** Start of Supplied material **

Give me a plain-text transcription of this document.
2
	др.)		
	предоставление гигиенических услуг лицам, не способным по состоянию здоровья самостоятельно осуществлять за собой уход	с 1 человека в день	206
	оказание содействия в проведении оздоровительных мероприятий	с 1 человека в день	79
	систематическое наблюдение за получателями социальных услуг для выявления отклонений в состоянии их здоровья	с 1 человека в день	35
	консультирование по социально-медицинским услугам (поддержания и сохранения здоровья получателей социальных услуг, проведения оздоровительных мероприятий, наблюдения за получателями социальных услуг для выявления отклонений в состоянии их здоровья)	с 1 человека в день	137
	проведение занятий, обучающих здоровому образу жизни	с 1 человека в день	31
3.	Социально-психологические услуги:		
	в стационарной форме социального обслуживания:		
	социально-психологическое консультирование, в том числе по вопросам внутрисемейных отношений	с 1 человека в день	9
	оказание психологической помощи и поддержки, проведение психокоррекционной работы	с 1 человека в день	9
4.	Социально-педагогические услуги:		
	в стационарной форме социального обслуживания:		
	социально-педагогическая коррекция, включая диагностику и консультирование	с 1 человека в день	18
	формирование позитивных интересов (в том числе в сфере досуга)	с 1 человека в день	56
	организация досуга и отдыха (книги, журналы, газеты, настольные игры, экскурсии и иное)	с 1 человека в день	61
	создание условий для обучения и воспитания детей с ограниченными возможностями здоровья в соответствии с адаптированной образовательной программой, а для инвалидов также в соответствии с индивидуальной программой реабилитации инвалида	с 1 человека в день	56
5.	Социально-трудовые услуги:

** End of Supplied material **

# Aim
Retype all the records, matching them exactly.

# Expected answer
Give me a plain-text transcription of this document.
2
	др.)		
	предоставление гигиенических услуг лицам, не способным по состоянию здоровья самостоятельно осуществлять за собой уход	с 1 человека в день	206
	оказание содействия в проведении оздоровительных мероприятий	с 1 человека в день	79
	систематическое наблюдение за получателями социальных услуг для выявления отклонений в состоянии их здоровья	с 1 человека в день	35
	консультирование по социально-медицинским услугам (поддержания и сохранения здоровья получателей социальных услуг, проведения оздоровительных мероприятий, наблюдения за получателями социальных услуг для выявления отклонений в состоянии их здоровья)	с 1 человека в день	137
	проведение занятий, обучающих здоровому образу жизни	с 1 человека в день	31
3.	Социально-психологические услуги:		
	в стационарной форме социального обслуживания:		
	социально-психологическое консультирование, в том числе по вопросам внутрисемейных отношений	с 1 человека в день	9
	оказание психологической помощи и поддержки, проведение психокоррекционной работы	с 1 человека в день	9
4.	Социально-педагогические услуги:		
	в стационарной форме социального обслуживания:		
	социально-педагогическая коррекция, включая диагностику и консультирование	с 1 человека в день	18
	формирование позитивных интересов (в том числе в сфере досуга)	с 1 человека в день	56
	организация досуга и отдыха (книги, журналы, газеты, настольные игры, экскурсии и иное)	с 1 человека в день	61
	создание условий для обучения и воспитания детей с ограниченными возможностями здоровья в соответствии с адаптированной образовательной программой, а для инвалидов также в соответствии с индивидуальной программой реабилитации инвалида	с 1 человека в день	56
5.	Социально-трудовые услуги:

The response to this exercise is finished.